» **Problem requirements**
Pick out every line that holds the string "this" and copy it.

» **Excerpted data**
########

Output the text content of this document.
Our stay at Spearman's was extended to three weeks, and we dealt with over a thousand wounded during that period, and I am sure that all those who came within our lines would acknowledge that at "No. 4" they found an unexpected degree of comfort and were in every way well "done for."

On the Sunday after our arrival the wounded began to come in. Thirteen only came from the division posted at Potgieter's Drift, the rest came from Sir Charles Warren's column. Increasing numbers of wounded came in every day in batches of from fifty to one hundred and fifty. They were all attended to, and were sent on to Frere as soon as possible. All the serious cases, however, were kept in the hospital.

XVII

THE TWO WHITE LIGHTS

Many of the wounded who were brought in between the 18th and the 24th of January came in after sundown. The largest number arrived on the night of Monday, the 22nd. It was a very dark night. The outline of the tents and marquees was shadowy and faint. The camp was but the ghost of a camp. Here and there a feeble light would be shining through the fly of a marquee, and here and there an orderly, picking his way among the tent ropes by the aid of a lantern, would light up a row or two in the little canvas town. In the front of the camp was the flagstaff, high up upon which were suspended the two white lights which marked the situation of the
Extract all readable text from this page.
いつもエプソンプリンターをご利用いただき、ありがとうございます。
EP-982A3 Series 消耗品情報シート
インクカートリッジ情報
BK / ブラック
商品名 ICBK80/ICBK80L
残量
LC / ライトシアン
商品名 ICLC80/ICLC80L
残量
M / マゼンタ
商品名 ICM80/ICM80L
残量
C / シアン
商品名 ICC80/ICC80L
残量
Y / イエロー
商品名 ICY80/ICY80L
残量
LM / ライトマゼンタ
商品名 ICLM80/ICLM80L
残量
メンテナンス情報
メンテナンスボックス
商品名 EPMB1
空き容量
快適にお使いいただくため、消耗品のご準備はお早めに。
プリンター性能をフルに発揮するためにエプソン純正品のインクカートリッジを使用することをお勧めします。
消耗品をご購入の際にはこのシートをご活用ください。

########

» **Task solution**
Output the text content of this document.
Extract all readable text from this page.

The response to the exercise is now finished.